_Given instruction_: Gather all lines from the material that contain "arrange".

[Stored records]
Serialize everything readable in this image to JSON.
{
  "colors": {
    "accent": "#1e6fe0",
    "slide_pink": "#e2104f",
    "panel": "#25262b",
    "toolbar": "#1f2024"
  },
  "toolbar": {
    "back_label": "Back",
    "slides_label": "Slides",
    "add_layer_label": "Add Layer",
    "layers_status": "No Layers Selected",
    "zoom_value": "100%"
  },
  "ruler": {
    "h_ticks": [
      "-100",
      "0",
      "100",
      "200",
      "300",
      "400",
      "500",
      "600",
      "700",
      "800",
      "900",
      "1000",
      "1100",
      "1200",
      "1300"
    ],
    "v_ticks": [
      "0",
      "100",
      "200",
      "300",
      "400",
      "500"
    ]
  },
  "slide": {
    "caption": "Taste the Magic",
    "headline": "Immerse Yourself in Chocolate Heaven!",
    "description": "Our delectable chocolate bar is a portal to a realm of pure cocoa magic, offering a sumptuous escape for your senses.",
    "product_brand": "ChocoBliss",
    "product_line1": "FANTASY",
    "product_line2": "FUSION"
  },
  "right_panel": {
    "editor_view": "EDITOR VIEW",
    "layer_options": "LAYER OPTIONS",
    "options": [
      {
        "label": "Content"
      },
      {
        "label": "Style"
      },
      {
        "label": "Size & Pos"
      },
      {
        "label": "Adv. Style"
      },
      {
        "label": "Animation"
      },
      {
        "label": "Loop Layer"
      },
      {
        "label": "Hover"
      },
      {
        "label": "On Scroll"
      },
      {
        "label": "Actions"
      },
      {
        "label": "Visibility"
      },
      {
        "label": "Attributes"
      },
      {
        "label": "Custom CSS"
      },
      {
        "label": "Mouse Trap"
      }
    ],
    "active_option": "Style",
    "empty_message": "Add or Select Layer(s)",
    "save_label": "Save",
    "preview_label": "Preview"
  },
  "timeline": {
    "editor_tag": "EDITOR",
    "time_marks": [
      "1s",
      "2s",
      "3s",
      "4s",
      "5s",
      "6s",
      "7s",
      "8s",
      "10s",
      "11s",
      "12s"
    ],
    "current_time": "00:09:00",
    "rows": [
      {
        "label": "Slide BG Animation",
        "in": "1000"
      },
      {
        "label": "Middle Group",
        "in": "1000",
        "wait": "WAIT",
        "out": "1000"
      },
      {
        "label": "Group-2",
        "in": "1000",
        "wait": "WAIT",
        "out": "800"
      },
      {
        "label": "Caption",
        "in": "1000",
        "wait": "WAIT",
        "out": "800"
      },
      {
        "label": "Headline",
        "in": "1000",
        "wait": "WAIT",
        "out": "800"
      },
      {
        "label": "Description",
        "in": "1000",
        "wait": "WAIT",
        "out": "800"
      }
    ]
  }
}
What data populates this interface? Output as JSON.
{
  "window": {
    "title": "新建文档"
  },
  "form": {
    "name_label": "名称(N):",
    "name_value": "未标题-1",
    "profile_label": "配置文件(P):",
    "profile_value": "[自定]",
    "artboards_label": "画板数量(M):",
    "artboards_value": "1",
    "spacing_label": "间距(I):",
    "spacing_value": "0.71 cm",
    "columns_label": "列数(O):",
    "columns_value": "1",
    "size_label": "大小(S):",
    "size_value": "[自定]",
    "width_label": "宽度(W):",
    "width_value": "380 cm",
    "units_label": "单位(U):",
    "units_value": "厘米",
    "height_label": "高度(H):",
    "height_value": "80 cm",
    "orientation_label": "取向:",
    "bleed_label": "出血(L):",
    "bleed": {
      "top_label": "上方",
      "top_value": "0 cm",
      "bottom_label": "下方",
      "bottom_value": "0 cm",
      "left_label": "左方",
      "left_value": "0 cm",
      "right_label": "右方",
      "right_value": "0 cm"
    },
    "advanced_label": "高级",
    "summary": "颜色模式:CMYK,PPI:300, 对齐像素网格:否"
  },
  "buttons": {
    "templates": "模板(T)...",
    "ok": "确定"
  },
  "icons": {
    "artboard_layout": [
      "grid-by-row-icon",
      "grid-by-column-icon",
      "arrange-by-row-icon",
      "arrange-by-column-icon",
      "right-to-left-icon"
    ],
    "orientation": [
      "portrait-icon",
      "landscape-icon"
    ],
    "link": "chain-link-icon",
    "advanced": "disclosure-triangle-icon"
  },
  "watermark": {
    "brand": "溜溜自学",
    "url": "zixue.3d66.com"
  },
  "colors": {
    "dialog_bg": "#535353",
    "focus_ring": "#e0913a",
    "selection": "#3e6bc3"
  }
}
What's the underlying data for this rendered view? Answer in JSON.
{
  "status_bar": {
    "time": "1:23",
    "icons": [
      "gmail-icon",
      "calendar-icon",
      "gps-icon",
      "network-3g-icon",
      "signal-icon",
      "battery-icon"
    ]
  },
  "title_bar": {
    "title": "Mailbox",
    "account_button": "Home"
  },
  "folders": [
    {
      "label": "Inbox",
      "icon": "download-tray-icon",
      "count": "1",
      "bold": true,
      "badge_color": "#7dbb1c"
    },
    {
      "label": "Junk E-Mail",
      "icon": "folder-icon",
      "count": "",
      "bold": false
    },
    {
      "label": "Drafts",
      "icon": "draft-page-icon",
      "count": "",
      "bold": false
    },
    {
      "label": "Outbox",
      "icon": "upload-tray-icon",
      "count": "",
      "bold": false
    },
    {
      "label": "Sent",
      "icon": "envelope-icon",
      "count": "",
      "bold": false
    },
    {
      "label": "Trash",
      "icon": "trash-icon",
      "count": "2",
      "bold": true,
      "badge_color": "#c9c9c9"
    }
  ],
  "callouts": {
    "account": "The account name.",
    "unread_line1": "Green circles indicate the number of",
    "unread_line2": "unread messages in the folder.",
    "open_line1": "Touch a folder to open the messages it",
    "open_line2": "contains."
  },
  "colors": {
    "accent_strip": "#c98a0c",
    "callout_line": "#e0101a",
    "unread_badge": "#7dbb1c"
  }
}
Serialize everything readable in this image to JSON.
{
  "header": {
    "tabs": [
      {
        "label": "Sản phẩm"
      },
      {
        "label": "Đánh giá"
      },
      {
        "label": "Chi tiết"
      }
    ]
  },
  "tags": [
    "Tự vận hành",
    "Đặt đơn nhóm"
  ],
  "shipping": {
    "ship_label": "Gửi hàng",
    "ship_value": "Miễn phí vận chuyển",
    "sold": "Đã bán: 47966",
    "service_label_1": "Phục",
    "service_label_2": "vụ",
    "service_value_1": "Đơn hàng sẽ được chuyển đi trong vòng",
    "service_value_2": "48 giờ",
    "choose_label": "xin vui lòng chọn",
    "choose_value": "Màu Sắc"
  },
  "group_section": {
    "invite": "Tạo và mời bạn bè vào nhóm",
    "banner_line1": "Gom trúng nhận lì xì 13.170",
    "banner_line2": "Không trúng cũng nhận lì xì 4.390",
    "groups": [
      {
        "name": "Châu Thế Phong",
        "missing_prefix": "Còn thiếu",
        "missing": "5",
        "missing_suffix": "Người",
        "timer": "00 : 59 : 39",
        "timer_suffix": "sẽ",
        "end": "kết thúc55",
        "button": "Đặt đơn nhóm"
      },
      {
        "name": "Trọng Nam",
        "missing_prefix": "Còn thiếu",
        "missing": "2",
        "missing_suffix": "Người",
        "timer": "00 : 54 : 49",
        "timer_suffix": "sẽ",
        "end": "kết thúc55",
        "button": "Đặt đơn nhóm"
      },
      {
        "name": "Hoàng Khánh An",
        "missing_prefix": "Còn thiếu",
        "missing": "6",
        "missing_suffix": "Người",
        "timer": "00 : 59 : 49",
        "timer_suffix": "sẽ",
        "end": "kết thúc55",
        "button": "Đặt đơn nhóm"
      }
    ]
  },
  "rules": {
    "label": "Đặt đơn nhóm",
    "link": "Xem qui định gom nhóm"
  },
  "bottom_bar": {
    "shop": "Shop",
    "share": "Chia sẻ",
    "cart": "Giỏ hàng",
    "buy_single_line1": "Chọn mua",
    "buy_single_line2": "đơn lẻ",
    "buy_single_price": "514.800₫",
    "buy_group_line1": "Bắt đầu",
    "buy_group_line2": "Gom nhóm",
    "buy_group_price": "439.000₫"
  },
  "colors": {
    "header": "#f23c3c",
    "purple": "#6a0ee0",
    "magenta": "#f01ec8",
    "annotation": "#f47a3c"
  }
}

_Correct response_:
      "arrange-by-row-icon",
      "arrange-by-column-icon",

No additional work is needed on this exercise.